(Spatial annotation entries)

.....

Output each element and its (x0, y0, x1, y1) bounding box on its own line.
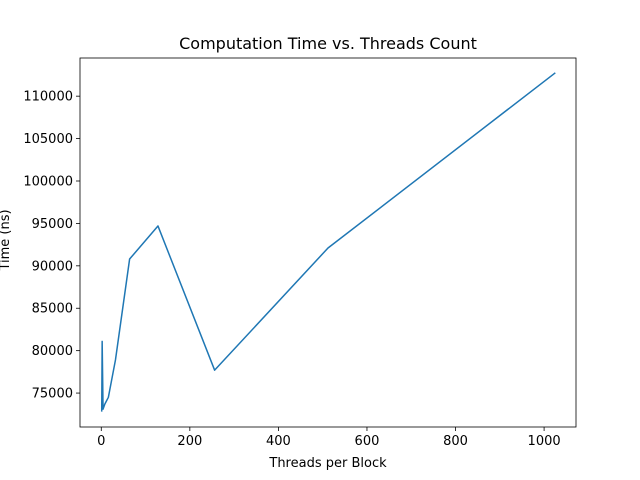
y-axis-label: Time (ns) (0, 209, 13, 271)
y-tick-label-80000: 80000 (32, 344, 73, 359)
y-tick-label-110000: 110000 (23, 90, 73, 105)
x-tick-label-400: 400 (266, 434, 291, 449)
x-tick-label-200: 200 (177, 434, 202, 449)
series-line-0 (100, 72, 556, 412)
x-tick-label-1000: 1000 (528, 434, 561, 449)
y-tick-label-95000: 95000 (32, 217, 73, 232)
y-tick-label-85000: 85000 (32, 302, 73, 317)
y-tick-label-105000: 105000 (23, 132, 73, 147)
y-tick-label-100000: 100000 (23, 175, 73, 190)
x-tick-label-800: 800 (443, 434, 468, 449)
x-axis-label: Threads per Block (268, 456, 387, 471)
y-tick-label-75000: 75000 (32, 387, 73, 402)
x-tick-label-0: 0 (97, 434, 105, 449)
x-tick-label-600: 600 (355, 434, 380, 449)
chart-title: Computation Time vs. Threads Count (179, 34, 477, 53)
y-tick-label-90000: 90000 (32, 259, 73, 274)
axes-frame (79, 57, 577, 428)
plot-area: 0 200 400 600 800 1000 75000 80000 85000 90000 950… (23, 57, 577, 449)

.....

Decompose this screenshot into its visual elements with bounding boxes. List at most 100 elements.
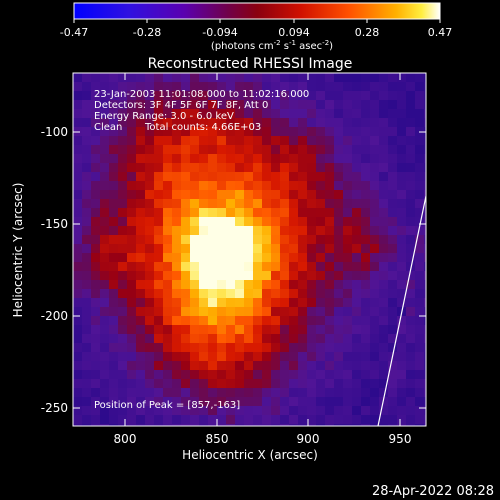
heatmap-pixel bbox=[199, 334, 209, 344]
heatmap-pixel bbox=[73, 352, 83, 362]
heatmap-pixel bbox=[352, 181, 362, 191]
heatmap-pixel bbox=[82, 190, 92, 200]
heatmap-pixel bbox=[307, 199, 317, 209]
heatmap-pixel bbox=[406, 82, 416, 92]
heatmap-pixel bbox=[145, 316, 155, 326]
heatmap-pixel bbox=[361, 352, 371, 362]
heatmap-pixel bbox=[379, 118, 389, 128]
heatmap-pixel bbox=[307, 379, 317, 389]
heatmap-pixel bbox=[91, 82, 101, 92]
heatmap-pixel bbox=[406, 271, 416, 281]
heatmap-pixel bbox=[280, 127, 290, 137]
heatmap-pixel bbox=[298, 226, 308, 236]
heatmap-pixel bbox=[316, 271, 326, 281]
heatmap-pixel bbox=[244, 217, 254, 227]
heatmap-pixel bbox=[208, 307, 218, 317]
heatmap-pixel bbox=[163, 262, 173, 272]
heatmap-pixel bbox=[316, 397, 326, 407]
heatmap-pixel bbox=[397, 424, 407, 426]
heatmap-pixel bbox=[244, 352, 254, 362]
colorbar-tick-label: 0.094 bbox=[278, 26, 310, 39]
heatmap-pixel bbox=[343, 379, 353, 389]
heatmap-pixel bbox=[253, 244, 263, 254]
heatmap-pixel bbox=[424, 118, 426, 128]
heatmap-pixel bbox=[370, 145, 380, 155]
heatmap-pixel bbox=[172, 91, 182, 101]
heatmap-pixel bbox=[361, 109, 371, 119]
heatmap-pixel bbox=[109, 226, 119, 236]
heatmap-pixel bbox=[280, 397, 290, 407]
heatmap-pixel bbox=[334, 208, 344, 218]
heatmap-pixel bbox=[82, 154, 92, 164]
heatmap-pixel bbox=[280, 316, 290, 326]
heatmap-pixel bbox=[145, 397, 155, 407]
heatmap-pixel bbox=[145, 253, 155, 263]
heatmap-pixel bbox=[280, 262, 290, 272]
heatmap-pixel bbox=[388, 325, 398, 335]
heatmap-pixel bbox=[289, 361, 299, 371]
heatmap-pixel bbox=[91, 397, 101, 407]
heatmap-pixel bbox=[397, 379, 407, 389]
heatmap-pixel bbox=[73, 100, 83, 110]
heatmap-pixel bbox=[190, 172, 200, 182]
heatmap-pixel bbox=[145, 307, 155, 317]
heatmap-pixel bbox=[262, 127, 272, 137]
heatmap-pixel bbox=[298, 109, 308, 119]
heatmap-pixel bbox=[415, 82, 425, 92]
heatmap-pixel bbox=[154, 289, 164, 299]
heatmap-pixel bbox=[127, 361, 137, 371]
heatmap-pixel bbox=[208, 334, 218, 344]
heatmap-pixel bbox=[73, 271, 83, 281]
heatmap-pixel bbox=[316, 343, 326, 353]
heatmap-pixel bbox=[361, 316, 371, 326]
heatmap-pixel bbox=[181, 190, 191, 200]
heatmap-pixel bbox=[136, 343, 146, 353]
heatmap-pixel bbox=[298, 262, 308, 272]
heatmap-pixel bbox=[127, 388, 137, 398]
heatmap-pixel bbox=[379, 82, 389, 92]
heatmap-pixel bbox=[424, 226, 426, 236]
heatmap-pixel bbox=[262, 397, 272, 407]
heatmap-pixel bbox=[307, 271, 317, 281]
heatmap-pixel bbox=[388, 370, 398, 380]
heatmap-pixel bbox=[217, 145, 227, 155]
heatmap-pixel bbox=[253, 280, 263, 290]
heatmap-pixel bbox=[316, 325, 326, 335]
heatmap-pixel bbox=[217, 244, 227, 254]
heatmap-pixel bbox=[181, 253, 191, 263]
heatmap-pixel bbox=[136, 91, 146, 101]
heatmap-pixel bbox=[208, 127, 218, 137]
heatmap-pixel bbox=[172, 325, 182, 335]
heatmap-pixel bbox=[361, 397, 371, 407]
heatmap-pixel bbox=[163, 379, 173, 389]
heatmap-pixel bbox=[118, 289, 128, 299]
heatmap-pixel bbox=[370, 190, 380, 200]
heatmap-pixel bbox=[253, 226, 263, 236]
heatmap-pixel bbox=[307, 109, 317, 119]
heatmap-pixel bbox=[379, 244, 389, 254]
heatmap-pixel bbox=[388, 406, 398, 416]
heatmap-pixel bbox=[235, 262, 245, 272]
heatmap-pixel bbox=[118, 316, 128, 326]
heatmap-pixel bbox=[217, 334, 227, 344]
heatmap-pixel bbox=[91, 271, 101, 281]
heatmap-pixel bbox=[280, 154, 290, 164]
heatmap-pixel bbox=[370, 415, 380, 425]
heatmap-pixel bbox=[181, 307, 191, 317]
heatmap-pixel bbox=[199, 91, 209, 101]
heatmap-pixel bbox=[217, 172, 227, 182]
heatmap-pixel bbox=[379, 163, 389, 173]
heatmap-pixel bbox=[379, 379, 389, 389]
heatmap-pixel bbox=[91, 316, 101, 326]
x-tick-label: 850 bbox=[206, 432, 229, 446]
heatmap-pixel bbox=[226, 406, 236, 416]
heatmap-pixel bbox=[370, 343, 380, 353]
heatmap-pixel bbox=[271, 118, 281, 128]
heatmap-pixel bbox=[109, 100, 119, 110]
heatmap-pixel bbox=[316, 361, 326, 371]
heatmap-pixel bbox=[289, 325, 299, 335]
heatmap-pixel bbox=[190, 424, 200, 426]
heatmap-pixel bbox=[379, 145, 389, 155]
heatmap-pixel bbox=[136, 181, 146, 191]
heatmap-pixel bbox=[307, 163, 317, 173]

.....

• STATED TASK: Turn the listing lines, starting with the line that contains "Output each element" and going on through the line that contains "plot-area: 0 200", into a Markdown table with the columns Row and Listing line, one row per line. Leave out blank lines and the pictures.

• SOLUTION TO THIS TASK:
| Row | Listing line |
|---|---|
| 1 | Output each element and its (x0, y0, x1, y1) bounding box on its own line. |
| 2 | y-axis-label: Time (ns) (0, 209, 13, 271) |
| 3 | y-tick-label-80000: 80000 (32, 344, 73, 359) |
| 4 | y-tick-label-110000: 110000 (23, 90, 73, 105) |
| 5 | x-tick-label-400: 400 (266, 434, 291, 449) |
| 6 | x-tick-label-200: 200 (177, 434, 202, 449) |
| 7 | series-line-0 (100, 72, 556, 412) |
| 8 | x-tick-label-1000: 1000 (528, 434, 561, 449) |
| 9 | y-tick-label-95000: 95000 (32, 217, 73, 232) |
| 10 | y-tick-label-85000: 85000 (32, 302, 73, 317) |
| 11 | y-tick-label-105000: 105000 (23, 132, 73, 147) |
| 12 | y-tick-label-100000: 100000 (23, 175, 73, 190) |
| 13 | x-tick-label-800: 800 (443, 434, 468, 449) |
| 14 | x-axis-label: Threads per Block (268, 456, 387, 471) |
| 15 | y-tick-label-75000: 75000 (32, 387, 73, 402) |
| 16 | x-tick-label-0: 0 (97, 434, 105, 449) |
| 17 | x-tick-label-600: 600 (355, 434, 380, 449) |
| 18 | chart-title: Computation Time vs. Threads Count (179, 34, 477, 53) |
| 19 | y-tick-label-90000: 90000 (32, 259, 73, 274) |
| 20 | axes-frame (79, 57, 577, 428) |
| 21 | plot-area: 0 200 400 600 800 1000 75000 80000 85000 90000 950… (23, 57, 577, 449) |